• Stored rows:
-----

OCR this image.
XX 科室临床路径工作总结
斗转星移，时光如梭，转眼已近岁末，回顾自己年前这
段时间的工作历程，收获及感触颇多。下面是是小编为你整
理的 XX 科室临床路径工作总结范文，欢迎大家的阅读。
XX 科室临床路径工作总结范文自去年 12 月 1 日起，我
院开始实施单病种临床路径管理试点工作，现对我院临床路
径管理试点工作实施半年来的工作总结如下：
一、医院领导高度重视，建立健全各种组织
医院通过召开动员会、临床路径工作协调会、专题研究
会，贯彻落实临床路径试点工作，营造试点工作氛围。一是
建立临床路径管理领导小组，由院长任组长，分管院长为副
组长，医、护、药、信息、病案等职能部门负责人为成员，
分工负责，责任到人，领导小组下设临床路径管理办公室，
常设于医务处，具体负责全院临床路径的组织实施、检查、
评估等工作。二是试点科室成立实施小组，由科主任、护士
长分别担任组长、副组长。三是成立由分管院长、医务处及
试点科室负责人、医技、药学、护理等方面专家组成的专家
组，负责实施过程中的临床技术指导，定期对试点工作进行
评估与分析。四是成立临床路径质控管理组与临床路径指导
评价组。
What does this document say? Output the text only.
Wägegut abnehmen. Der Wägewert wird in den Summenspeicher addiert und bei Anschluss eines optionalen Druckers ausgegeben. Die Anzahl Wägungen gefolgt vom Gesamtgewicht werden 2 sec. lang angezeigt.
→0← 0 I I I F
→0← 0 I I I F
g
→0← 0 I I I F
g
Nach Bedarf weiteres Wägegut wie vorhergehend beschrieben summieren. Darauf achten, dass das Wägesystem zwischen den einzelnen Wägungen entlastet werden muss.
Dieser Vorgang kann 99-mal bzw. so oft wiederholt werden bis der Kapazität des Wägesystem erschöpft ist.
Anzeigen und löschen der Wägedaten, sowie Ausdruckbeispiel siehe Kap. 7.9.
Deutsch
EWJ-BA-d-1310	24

-----

• Request:
In the entries above, identify every line with the string "this".

• Response:
OCR this image.
What does this document say? Output the text only.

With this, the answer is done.